The exercise
Look through the records below, and copy out every line that holds the string "старых".

········

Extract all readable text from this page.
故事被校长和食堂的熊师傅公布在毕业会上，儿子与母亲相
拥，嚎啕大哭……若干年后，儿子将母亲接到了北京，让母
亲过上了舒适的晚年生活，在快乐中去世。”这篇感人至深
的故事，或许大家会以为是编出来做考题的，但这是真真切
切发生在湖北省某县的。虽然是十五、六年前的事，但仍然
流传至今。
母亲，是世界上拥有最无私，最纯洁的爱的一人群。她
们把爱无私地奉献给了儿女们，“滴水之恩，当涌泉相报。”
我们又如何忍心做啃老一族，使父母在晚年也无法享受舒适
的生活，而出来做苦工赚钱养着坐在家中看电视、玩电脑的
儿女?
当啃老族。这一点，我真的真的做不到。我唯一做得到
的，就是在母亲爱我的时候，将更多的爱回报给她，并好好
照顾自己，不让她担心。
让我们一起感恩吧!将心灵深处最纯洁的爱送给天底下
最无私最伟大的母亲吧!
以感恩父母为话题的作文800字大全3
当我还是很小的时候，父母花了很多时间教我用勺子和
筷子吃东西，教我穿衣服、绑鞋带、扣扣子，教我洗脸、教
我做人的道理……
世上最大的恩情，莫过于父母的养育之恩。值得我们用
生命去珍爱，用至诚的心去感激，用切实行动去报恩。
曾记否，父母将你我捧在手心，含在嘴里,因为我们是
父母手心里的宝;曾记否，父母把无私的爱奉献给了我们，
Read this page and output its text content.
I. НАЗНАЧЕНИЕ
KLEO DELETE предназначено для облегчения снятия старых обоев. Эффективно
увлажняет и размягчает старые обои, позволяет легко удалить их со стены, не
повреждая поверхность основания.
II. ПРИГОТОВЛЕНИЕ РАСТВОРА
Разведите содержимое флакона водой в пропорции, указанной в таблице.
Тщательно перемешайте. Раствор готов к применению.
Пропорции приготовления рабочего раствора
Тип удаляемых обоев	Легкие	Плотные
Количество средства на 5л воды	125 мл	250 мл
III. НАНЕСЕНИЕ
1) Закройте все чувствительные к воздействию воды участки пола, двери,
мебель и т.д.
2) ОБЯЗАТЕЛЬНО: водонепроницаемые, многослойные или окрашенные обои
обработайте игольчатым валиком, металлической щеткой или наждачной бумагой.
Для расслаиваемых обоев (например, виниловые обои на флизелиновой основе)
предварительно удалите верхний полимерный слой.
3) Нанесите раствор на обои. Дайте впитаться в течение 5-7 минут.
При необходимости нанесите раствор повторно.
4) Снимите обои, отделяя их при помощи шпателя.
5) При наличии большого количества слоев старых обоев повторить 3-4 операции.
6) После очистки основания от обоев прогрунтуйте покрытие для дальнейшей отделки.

········

Result below
KLEO DELETE предназначено для облегчения снятия старых обоев. Эффективно
5) При наличии большого количества слоев старых обоев повторить 3-4 операции.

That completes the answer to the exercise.